§ **Objective**
Scan the material for the word "종목별투자자", and copy each line where it shows up.

>> Begin

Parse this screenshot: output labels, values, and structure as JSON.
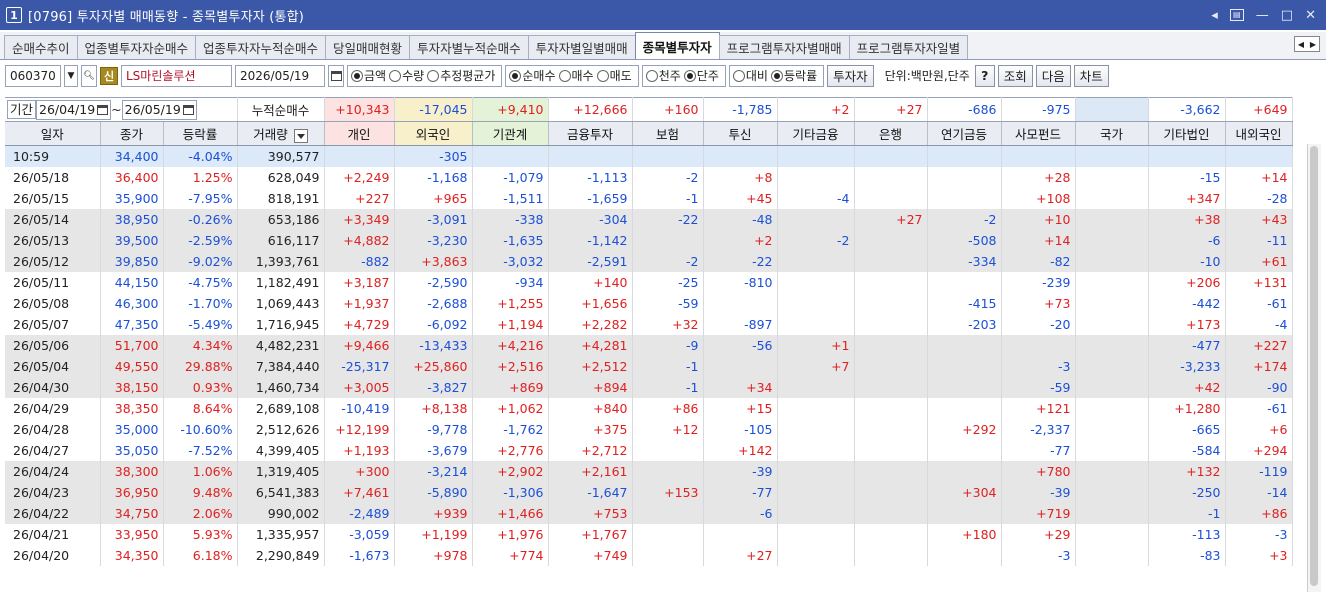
{
  "window": {
    "num": "1",
    "title": "[0796] 투자자별 매매동향 - 종목별투자자 (통합)"
  },
  "tabs": [
    "순매수추이",
    "업종별투자자순매수",
    "업종투자자누적순매수",
    "당일매매현황",
    "투자자별누적순매수",
    "투자자별일별매매",
    "종목별투자자",
    "프로그램투자자별매매",
    "프로그램투자자일별"
  ],
  "active_tab": "종목별투자자",
  "toolbar": {
    "code": "060370",
    "shin": "신",
    "name": "LS마린솔루션",
    "date": "2026/05/19",
    "radio_group1": [
      "금액",
      "수량",
      "추정평균가"
    ],
    "radio_group2": [
      "순매수",
      "매수",
      "매도"
    ],
    "radio_group3": [
      "천주",
      "단주"
    ],
    "radio_group4": [
      "대비",
      "등락률"
    ],
    "investor_btn": "투자자",
    "unit": "단위:백만원,단주",
    "help": "?",
    "query": "조회",
    "next": "다음",
    "chart": "차트"
  },
  "period": {
    "label": "기간",
    "from": "26/04/19",
    "to": "26/05/19",
    "cumulative": "누적순매수"
  },
  "summary": [
    "+10,343",
    "-17,045",
    "+9,410",
    "+12,666",
    "+160",
    "-1,785",
    "+2",
    "+27",
    "-686",
    "-975",
    "",
    "-3,662",
    "+649"
  ],
  "headers": [
    "일자",
    "종가",
    "등락률",
    "거래량",
    "개인",
    "외국인",
    "기관계",
    "금융투자",
    "보험",
    "투신",
    "기타금융",
    "은행",
    "연기금등",
    "사모펀드",
    "국가",
    "기타법인",
    "내외국인"
  ],
  "rows": [
    {
      "d": "10:59",
      "p": "34,400",
      "c": "-4.04%",
      "v": "390,577",
      "vals": [
        "",
        "-305",
        "",
        "",
        "",
        "",
        "",
        "",
        "",
        "",
        "",
        "",
        ""
      ],
      "t": "cur"
    },
    {
      "d": "26/05/18",
      "p": "36,400",
      "c": "1.25%",
      "v": "628,049",
      "vals": [
        "+2,249",
        "-1,168",
        "-1,079",
        "-1,113",
        "-2",
        "+8",
        "",
        "",
        "",
        "+28",
        "",
        "-15",
        "+14"
      ],
      "t": ""
    },
    {
      "d": "26/05/15",
      "p": "35,900",
      "c": "-7.95%",
      "v": "818,191",
      "vals": [
        "+227",
        "+965",
        "-1,511",
        "-1,659",
        "-1",
        "+45",
        "-4",
        "",
        "",
        "+108",
        "",
        "+347",
        "-28"
      ],
      "t": ""
    },
    {
      "d": "26/05/14",
      "p": "38,950",
      "c": "-0.26%",
      "v": "653,186",
      "vals": [
        "+3,349",
        "-3,091",
        "-338",
        "-304",
        "-22",
        "-48",
        "",
        "+27",
        "-2",
        "+10",
        "",
        "+38",
        "+43"
      ],
      "t": "grey"
    },
    {
      "d": "26/05/13",
      "p": "39,500",
      "c": "-2.59%",
      "v": "616,117",
      "vals": [
        "+4,882",
        "-3,230",
        "-1,635",
        "-1,142",
        "",
        "+2",
        "-2",
        "",
        "-508",
        "+14",
        "",
        "-6",
        "-11"
      ],
      "t": "grey"
    },
    {
      "d": "26/05/12",
      "p": "39,850",
      "c": "-9.02%",
      "v": "1,393,761",
      "vals": [
        "-882",
        "+3,863",
        "-3,032",
        "-2,591",
        "-2",
        "-22",
        "",
        "",
        "-334",
        "-82",
        "",
        "-10",
        "+61"
      ],
      "t": "grey"
    },
    {
      "d": "26/05/11",
      "p": "44,150",
      "c": "-4.75%",
      "v": "1,182,491",
      "vals": [
        "+3,187",
        "-2,590",
        "-934",
        "+140",
        "-25",
        "-810",
        "",
        "",
        "",
        "-239",
        "",
        "+206",
        "+131"
      ],
      "t": ""
    },
    {
      "d": "26/05/08",
      "p": "46,300",
      "c": "-1.70%",
      "v": "1,069,443",
      "vals": [
        "+1,937",
        "-2,688",
        "+1,255",
        "+1,656",
        "-59",
        "",
        "",
        "",
        "-415",
        "+73",
        "",
        "-442",
        "-61"
      ],
      "t": ""
    },
    {
      "d": "26/05/07",
      "p": "47,350",
      "c": "-5.49%",
      "v": "1,716,945",
      "vals": [
        "+4,729",
        "-6,092",
        "+1,194",
        "+2,282",
        "+32",
        "-897",
        "",
        "",
        "-203",
        "-20",
        "",
        "+173",
        "-4"
      ],
      "t": ""
    },
    {
      "d": "26/05/06",
      "p": "51,700",
      "c": "4.34%",
      "v": "4,482,231",
      "vals": [
        "+9,466",
        "-13,433",
        "+4,216",
        "+4,281",
        "-9",
        "-56",
        "+1",
        "",
        "",
        "",
        "",
        "-477",
        "+227"
      ],
      "t": "grey"
    },
    {
      "d": "26/05/04",
      "p": "49,550",
      "c": "29.88%",
      "v": "7,384,440",
      "vals": [
        "-25,317",
        "+25,860",
        "+2,516",
        "+2,512",
        "-1",
        "",
        "+7",
        "",
        "",
        "-3",
        "",
        "-3,233",
        "+174"
      ],
      "t": "grey"
    },
    {
      "d": "26/04/30",
      "p": "38,150",
      "c": "0.93%",
      "v": "1,460,734",
      "vals": [
        "+3,005",
        "-3,827",
        "+869",
        "+894",
        "-1",
        "+34",
        "",
        "",
        "",
        "-59",
        "",
        "+42",
        "-90"
      ],
      "t": "grey"
    },
    {
      "d": "26/04/29",
      "p": "38,350",
      "c": "8.64%",
      "v": "2,689,108",
      "vals": [
        "-10,419",
        "+8,138",
        "+1,062",
        "+840",
        "+86",
        "+15",
        "",
        "",
        "",
        "+121",
        "",
        "+1,280",
        "-61"
      ],
      "t": ""
    },
    {
      "d": "26/04/28",
      "p": "35,000",
      "c": "-10.60%",
      "v": "2,512,626",
      "vals": [
        "+12,199",
        "-9,778",
        "-1,762",
        "+375",
        "+12",
        "-105",
        "",
        "",
        "+292",
        "-2,337",
        "",
        "-665",
        "+6"
      ],
      "t": ""
    },
    {
      "d": "26/04/27",
      "p": "35,050",
      "c": "-7.52%",
      "v": "4,399,405",
      "vals": [
        "+1,193",
        "-3,679",
        "+2,776",
        "+2,712",
        "",
        "+142",
        "",
        "",
        "",
        "-77",
        "",
        "-584",
        "+294"
      ],
      "t": ""
    },
    {
      "d": "26/04/24",
      "p": "38,300",
      "c": "1.06%",
      "v": "1,319,405",
      "vals": [
        "+300",
        "-3,214",
        "+2,902",
        "+2,161",
        "",
        "-39",
        "",
        "",
        "",
        "+780",
        "",
        "+132",
        "-119"
      ],
      "t": "grey"
    },
    {
      "d": "26/04/23",
      "p": "36,950",
      "c": "9.48%",
      "v": "6,541,383",
      "vals": [
        "+7,461",
        "-5,890",
        "-1,306",
        "-1,647",
        "+153",
        "-77",
        "",
        "",
        "+304",
        "-39",
        "",
        "-250",
        "-14"
      ],
      "t": "grey"
    },
    {
      "d": "26/04/22",
      "p": "34,750",
      "c": "2.06%",
      "v": "990,002",
      "vals": [
        "-2,489",
        "+939",
        "+1,466",
        "+753",
        "",
        "-6",
        "",
        "",
        "",
        "+719",
        "",
        "-1",
        "+86"
      ],
      "t": "grey"
    },
    {
      "d": "26/04/21",
      "p": "33,950",
      "c": "5.93%",
      "v": "1,335,957",
      "vals": [
        "-3,059",
        "+1,199",
        "+1,976",
        "+1,767",
        "",
        "",
        "",
        "",
        "+180",
        "+29",
        "",
        "-113",
        "-3"
      ],
      "t": ""
    },
    {
      "d": "26/04/20",
      "p": "34,350",
      "c": "6.18%",
      "v": "2,290,849",
      "vals": [
        "-1,673",
        "+978",
        "+774",
        "+749",
        "",
        "+27",
        "",
        "",
        "",
        "-3",
        "",
        "-83",
        "+3"
      ],
      "t": ""
    }
  ],
  "colors": {
    "up": "#e02020",
    "down": "#1c4fd8",
    "title_bg": "#3a57a8"
  }
}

>> End

§ **Written solution**
    "title": "[0796] 투자자별 매매동향 - 종목별투자자 (통합)"
    "종목별투자자",
  "active_tab": "종목별투자자",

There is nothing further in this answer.